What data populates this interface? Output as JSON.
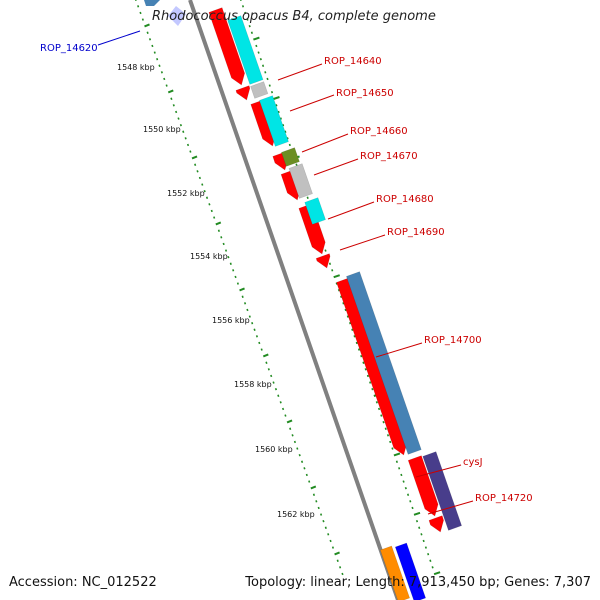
{
  "title": "Rhodococcus opacus B4, complete genome",
  "footer": {
    "accession": "Accession: NC_012522",
    "summary": "Topology: linear; Length: 7,913,450 bp; Genes: 7,307"
  },
  "scale_labels": [
    "1548 kbp",
    "1550 kbp",
    "1552 kbp",
    "1554 kbp",
    "1556 kbp",
    "1558 kbp",
    "1560 kbp",
    "1562 kbp"
  ],
  "gene_labels": [
    {
      "text": "ROP_14620",
      "color": "#0000cc"
    },
    {
      "text": "ROP_14640",
      "color": "#cc0000"
    },
    {
      "text": "ROP_14650",
      "color": "#cc0000"
    },
    {
      "text": "ROP_14660",
      "color": "#cc0000"
    },
    {
      "text": "ROP_14670",
      "color": "#cc0000"
    },
    {
      "text": "ROP_14680",
      "color": "#cc0000"
    },
    {
      "text": "ROP_14690",
      "color": "#cc0000"
    },
    {
      "text": "ROP_14700",
      "color": "#cc0000"
    },
    {
      "text": "cysJ",
      "color": "#cc0000"
    },
    {
      "text": "ROP_14720",
      "color": "#cc0000"
    }
  ],
  "colors": {
    "cds": "#ff0000",
    "cyan_feature": "#00e5e5",
    "grey_feature": "#c0c0c0",
    "olive_feature": "#6b8e23",
    "steelblue_feature": "#4682b4",
    "purple_feature": "#483d8b",
    "backbone": "#808080",
    "tick": "#228b22"
  }
}
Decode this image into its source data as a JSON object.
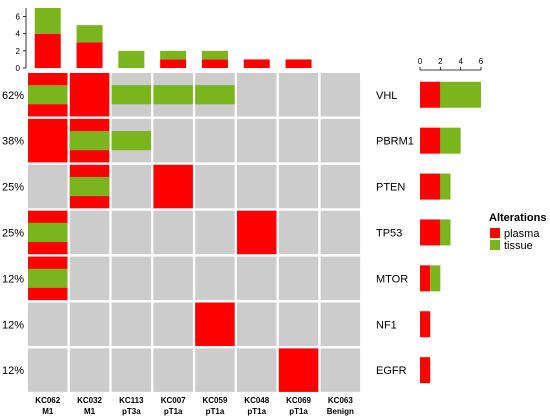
{
  "chart_data": {
    "type": "heatmap",
    "samples": [
      {
        "id": "KC062",
        "stage": "M1"
      },
      {
        "id": "KC032",
        "stage": "M1"
      },
      {
        "id": "KC113",
        "stage": "pT3a"
      },
      {
        "id": "KC007",
        "stage": "pT1a"
      },
      {
        "id": "KC059",
        "stage": "pT1a"
      },
      {
        "id": "KC048",
        "stage": "pT1a"
      },
      {
        "id": "KC069",
        "stage": "pT1a"
      },
      {
        "id": "KC063",
        "stage": "Benign"
      }
    ],
    "genes": [
      "VHL",
      "PBRM1",
      "PTEN",
      "TP53",
      "MTOR",
      "NF1",
      "EGFR"
    ],
    "row_percentages": [
      "62%",
      "38%",
      "25%",
      "25%",
      "12%",
      "12%",
      "12%"
    ],
    "cells": [
      [
        "both",
        "plasma",
        "tissue",
        "tissue",
        "tissue",
        "none",
        "none",
        "none"
      ],
      [
        "plasma",
        "both",
        "tissue",
        "none",
        "none",
        "none",
        "none",
        "none"
      ],
      [
        "none",
        "both",
        "none",
        "plasma",
        "none",
        "none",
        "none",
        "none"
      ],
      [
        "both",
        "none",
        "none",
        "none",
        "none",
        "plasma",
        "none",
        "none"
      ],
      [
        "both",
        "none",
        "none",
        "none",
        "none",
        "none",
        "none",
        "none"
      ],
      [
        "none",
        "none",
        "none",
        "none",
        "plasma",
        "none",
        "none",
        "none"
      ],
      [
        "none",
        "none",
        "none",
        "none",
        "none",
        "none",
        "plasma",
        "none"
      ]
    ],
    "top_bars": {
      "plasma": [
        4,
        3,
        0,
        1,
        1,
        1,
        1,
        0
      ],
      "tissue": [
        3,
        2,
        2,
        1,
        1,
        0,
        0,
        0
      ],
      "ylim": [
        0,
        7
      ],
      "ticks": [
        "0",
        "2",
        "4",
        "6"
      ]
    },
    "side_bars": {
      "plasma": [
        2,
        2,
        2,
        2,
        1,
        1,
        1
      ],
      "tissue": [
        4,
        2,
        1,
        1,
        1,
        0,
        0
      ],
      "xlim": [
        0,
        6
      ],
      "ticks": [
        "0",
        "2",
        "4",
        "6"
      ]
    },
    "legend": {
      "title": "Alterations",
      "items": [
        {
          "label": "plasma",
          "color": "#ff0000"
        },
        {
          "label": "tissue",
          "color": "#7ab51d"
        }
      ],
      "placement": "right"
    },
    "colors": {
      "plasma": "#ff0000",
      "tissue": "#7ab51d",
      "background": "#cccccc"
    },
    "grid": false
  }
}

* Task brief
Write out all the data exactly, minus pictures.

* Response area
What data populates this interface? Output as JSON.
{
  "title": "Rhodococcus opacus B4, complete genome",
  "footer": {
    "accession": "Accession: NC_012522",
    "summary": "Topology: linear; Length: 7,913,450 bp; Genes: 7,307"
  },
  "scale_labels": [
    "1548 kbp",
    "1550 kbp",
    "1552 kbp",
    "1554 kbp",
    "1556 kbp",
    "1558 kbp",
    "1560 kbp",
    "1562 kbp"
  ],
  "gene_labels": [
    {
      "text": "ROP_14620",
      "color": "#0000cc"
    },
    {
      "text": "ROP_14640",
      "color": "#cc0000"
    },
    {
      "text": "ROP_14650",
      "color": "#cc0000"
    },
    {
      "text": "ROP_14660",
      "color": "#cc0000"
    },
    {
      "text": "ROP_14670",
      "color": "#cc0000"
    },
    {
      "text": "ROP_14680",
      "color": "#cc0000"
    },
    {
      "text": "ROP_14690",
      "color": "#cc0000"
    },
    {
      "text": "ROP_14700",
      "color": "#cc0000"
    },
    {
      "text": "cysJ",
      "color": "#cc0000"
    },
    {
      "text": "ROP_14720",
      "color": "#cc0000"
    }
  ],
  "colors": {
    "cds": "#ff0000",
    "cyan_feature": "#00e5e5",
    "grey_feature": "#c0c0c0",
    "olive_feature": "#6b8e23",
    "steelblue_feature": "#4682b4",
    "purple_feature": "#483d8b",
    "backbone": "#808080",
    "tick": "#228b22"
  }
}
Decode this image into its source data as a JSON object.
{
  "chart_data": {
    "type": "heatmap",
    "samples": [
      {
        "id": "KC062",
        "stage": "M1"
      },
      {
        "id": "KC032",
        "stage": "M1"
      },
      {
        "id": "KC113",
        "stage": "pT3a"
      },
      {
        "id": "KC007",
        "stage": "pT1a"
      },
      {
        "id": "KC059",
        "stage": "pT1a"
      },
      {
        "id": "KC048",
        "stage": "pT1a"
      },
      {
        "id": "KC069",
        "stage": "pT1a"
      },
      {
        "id": "KC063",
        "stage": "Benign"
      }
    ],
    "genes": [
      "VHL",
      "PBRM1",
      "PTEN",
      "TP53",
      "MTOR",
      "NF1",
      "EGFR"
    ],
    "row_percentages": [
      "62%",
      "38%",
      "25%",
      "25%",
      "12%",
      "12%",
      "12%"
    ],
    "cells": [
      [
        "both",
        "plasma",
        "tissue",
        "tissue",
        "tissue",
        "none",
        "none",
        "none"
      ],
      [
        "plasma",
        "both",
        "tissue",
        "none",
        "none",
        "none",
        "none",
        "none"
      ],
      [
        "none",
        "both",
        "none",
        "plasma",
        "none",
        "none",
        "none",
        "none"
      ],
      [
        "both",
        "none",
        "none",
        "none",
        "none",
        "plasma",
        "none",
        "none"
      ],
      [
        "both",
        "none",
        "none",
        "none",
        "none",
        "none",
        "none",
        "none"
      ],
      [
        "none",
        "none",
        "none",
        "none",
        "plasma",
        "none",
        "none",
        "none"
      ],
      [
        "none",
        "none",
        "none",
        "none",
        "none",
        "none",
        "plasma",
        "none"
      ]
    ],
    "top_bars": {
      "plasma": [
        4,
        3,
        0,
        1,
        1,
        1,
        1,
        0
      ],
      "tissue": [
        3,
        2,
        2,
        1,
        1,
        0,
        0,
        0
      ],
      "ylim": [
        0,
        7
      ],
      "ticks": [
        "0",
        "2",
        "4",
        "6"
      ]
    },
    "side_bars": {
      "plasma": [
        2,
        2,
        2,
        2,
        1,
        1,
        1
      ],
      "tissue": [
        4,
        2,
        1,
        1,
        1,
        0,
        0
      ],
      "xlim": [
        0,
        6
      ],
      "ticks": [
        "0",
        "2",
        "4",
        "6"
      ]
    },
    "legend": {
      "title": "Alterations",
      "items": [
        {
          "label": "plasma",
          "color": "#ff0000"
        },
        {
          "label": "tissue",
          "color": "#7ab51d"
        }
      ],
      "placement": "right"
    },
    "colors": {
      "plasma": "#ff0000",
      "tissue": "#7ab51d",
      "background": "#cccccc"
    },
    "grid": false
  }
}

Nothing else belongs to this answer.